__Work to complete__: Count every line where "参考答案" occurs. Give the total alone.

__Material provided__:
--*--

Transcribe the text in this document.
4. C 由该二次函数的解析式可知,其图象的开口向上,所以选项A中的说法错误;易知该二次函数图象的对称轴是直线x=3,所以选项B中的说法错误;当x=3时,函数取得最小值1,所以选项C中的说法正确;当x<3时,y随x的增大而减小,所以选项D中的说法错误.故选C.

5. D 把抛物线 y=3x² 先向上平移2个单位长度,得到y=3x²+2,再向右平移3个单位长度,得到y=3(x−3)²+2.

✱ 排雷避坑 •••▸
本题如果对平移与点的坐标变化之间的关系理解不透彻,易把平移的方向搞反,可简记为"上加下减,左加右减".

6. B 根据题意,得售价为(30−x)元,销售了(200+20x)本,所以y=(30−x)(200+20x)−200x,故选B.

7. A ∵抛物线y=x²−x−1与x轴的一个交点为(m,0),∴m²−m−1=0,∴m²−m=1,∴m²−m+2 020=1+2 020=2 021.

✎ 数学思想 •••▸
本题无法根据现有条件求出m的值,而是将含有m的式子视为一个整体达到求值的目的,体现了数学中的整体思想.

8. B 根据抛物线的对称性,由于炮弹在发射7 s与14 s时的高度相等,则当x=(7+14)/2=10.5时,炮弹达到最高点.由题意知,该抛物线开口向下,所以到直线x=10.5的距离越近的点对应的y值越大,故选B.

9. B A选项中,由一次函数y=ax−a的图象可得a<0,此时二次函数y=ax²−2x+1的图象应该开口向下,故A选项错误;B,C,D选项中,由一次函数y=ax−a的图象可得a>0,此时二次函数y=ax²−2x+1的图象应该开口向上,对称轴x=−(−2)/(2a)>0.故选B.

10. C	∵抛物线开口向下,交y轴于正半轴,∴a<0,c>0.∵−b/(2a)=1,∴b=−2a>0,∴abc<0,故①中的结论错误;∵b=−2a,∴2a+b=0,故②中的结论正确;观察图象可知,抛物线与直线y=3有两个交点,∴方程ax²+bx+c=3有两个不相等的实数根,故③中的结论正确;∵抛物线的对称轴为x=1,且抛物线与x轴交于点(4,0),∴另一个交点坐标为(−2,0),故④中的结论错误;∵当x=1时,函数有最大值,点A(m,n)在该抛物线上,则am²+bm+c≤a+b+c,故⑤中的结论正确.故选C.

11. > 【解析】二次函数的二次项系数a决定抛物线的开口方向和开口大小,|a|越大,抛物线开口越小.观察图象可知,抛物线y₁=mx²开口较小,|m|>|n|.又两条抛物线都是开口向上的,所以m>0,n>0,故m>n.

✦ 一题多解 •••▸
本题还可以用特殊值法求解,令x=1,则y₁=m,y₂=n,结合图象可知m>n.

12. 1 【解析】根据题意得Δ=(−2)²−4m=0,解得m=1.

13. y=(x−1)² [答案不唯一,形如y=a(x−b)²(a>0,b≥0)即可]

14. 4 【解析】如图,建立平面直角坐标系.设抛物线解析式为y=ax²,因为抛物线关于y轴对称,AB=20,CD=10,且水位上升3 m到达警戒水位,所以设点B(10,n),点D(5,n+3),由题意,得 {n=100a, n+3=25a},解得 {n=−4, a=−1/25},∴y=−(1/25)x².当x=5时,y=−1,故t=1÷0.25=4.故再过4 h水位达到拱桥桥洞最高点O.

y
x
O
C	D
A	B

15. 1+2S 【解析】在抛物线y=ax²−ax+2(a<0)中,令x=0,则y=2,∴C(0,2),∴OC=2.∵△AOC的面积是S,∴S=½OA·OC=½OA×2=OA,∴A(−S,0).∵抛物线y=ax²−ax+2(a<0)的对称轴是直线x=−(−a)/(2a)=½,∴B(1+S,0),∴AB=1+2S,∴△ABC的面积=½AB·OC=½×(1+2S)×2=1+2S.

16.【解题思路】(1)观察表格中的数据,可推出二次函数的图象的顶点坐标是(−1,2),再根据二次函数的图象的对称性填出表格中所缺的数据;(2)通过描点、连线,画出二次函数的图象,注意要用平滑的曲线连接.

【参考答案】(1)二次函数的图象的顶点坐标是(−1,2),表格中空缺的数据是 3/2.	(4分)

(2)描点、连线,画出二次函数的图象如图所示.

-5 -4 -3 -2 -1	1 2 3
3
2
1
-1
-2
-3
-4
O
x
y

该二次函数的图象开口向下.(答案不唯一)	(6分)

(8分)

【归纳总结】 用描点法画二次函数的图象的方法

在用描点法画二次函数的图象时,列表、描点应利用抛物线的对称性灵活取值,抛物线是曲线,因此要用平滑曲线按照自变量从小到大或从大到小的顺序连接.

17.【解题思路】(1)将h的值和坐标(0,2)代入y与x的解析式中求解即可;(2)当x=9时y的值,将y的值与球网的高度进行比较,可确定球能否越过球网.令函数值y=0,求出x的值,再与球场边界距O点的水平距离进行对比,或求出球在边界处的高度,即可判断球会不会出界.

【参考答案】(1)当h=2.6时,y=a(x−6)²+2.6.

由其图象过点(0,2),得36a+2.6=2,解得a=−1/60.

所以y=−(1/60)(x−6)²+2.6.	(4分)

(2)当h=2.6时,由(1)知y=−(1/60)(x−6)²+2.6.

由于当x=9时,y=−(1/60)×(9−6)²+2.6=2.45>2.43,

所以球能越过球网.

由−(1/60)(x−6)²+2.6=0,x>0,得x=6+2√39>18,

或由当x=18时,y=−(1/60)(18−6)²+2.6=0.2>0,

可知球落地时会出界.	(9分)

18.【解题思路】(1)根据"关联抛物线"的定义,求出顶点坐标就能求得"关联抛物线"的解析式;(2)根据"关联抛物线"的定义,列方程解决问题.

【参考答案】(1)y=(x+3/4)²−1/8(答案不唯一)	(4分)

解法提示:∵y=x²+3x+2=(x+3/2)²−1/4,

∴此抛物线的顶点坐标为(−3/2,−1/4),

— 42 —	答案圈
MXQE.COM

--*--

__Answer to the task__: 3